*** The input

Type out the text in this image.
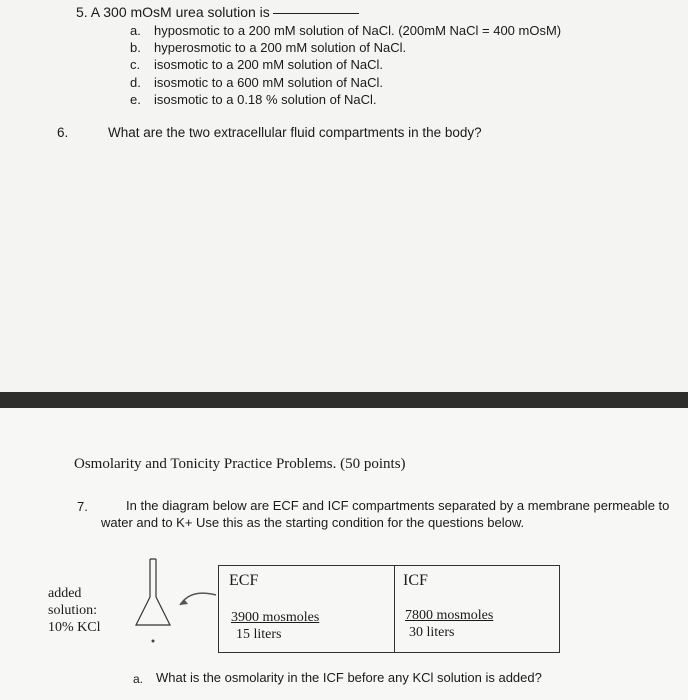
5. A 300 mOsM urea solution is
a. hyposmotic to a 200 mM solution of NaCl. (200mM NaCl = 400 mOsM)
b. hyperosmotic to a 200 mM solution of NaCl.
c. isosmotic to a 200 mM solution of NaCl.
d. isosmotic to a 600 mM solution of NaCl.
e. isosmotic to a 0.18 % solution of NaCl.
6.	What are the two extracellular fluid compartments in the body?
Osmolarity and Tonicity Practice Problems. (50 points)
7.	In the diagram below are ECF and ICF compartments separated by a membrane permeable to
water and to K+ Use this as the starting condition for the questions below.
added
solution:
10% KCl
ECF
3900 mosmoles
15 liters
ICF
7800 mosmoles
30 liters
a. What is the osmolarity in the ICF before any KCl solution is added?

******

◆ **Exercise prompt**:
Of the lines above, how many contain the string "isosmotic"? Only the number is required.

◆ **Output of the exercise**:
3